* _Task_
Which lines in the records below contain the word "Zeiten"? Copy each of them.

Stored records
======

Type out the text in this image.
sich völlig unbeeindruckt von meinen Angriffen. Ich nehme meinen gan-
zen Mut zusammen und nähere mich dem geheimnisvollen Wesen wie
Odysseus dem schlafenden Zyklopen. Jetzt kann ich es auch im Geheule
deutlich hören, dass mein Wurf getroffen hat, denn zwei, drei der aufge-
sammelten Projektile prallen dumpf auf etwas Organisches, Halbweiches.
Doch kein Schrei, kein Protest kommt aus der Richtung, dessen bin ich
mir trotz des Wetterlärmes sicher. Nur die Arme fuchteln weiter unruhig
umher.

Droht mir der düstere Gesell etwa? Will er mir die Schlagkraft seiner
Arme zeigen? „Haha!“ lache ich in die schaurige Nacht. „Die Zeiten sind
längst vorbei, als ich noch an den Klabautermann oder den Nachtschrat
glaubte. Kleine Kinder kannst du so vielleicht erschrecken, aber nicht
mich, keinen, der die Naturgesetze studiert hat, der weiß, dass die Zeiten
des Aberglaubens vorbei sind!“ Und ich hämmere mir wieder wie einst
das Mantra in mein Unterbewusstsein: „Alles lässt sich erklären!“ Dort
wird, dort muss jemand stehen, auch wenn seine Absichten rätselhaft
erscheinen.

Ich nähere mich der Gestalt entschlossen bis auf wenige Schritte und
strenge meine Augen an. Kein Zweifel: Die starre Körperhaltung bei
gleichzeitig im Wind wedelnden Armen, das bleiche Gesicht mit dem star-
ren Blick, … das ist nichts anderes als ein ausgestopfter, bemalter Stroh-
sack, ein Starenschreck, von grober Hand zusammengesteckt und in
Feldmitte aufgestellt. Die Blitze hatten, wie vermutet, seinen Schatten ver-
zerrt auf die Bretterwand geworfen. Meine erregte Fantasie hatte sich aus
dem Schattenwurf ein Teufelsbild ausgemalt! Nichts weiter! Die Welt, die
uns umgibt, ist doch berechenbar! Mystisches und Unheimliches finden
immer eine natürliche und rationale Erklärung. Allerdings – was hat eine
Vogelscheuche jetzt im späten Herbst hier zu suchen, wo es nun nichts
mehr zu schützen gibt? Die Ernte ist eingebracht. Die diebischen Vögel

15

======

* _Worked answer_
Arme zeigen? „Haha!“ lache ich in die schaurige Nacht. „Die Zeiten sind
mich, keinen, der die Naturgesetze studiert hat, der weiß, dass die Zeiten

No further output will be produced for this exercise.